**Dataset records**.
※

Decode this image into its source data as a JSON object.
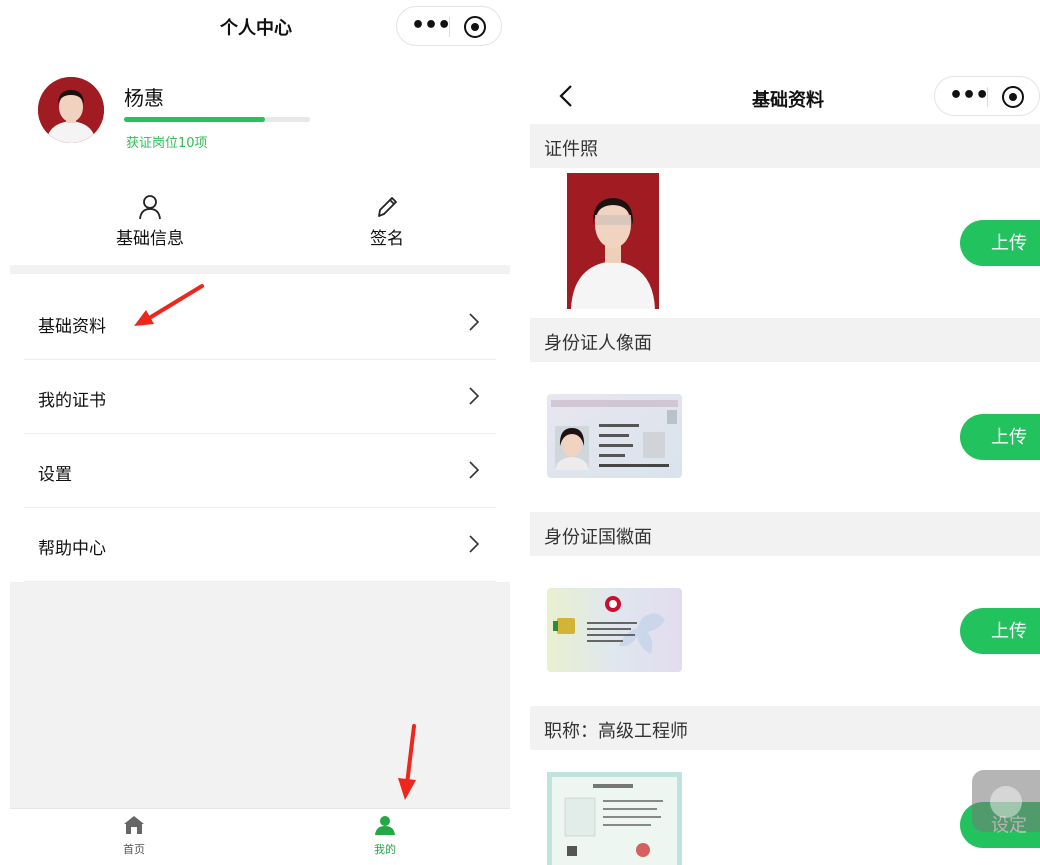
{
  "left": {
    "title": "个人中心",
    "user": {
      "name": "杨惠",
      "cert_text": "获证岗位10项",
      "progress": 0.76
    },
    "quick_actions": [
      {
        "label": "基础信息",
        "icon": "user-icon"
      },
      {
        "label": "签名",
        "icon": "pencil-icon"
      }
    ],
    "menu": [
      {
        "label": "基础资料"
      },
      {
        "label": "我的证书"
      },
      {
        "label": "设置"
      },
      {
        "label": "帮助中心"
      }
    ],
    "tabs": [
      {
        "label": "首页",
        "icon": "home-icon"
      },
      {
        "label": "我的",
        "icon": "person-icon",
        "active": true
      }
    ]
  },
  "right": {
    "title": "基础资料",
    "sections": [
      {
        "label": "证件照",
        "button": "上传"
      },
      {
        "label": "身份证人像面",
        "button": "上传"
      },
      {
        "label": "身份证国徽面",
        "button": "上传"
      },
      {
        "label": "职称：高级工程师",
        "button": "设定"
      }
    ]
  },
  "colors": {
    "accent": "#22c35e",
    "arrow": "#f0251c",
    "photo_bg": "#a01b22"
  }
}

※

**EXERCISE AIM**.
Check each line of the records for the word "label", and show the lines that contain it.

**FULL RESPONSE**.
        "label": "基础信息",
        "label": "签名",
        "label": "基础资料"
        "label": "我的证书"
        "label": "设置"
        "label": "帮助中心"
        "label": "首页",
        "label": "我的",
        "label": "证件照",
        "label": "身份证人像面",
        "label": "身份证国徽面",
        "label": "职称：高级工程师",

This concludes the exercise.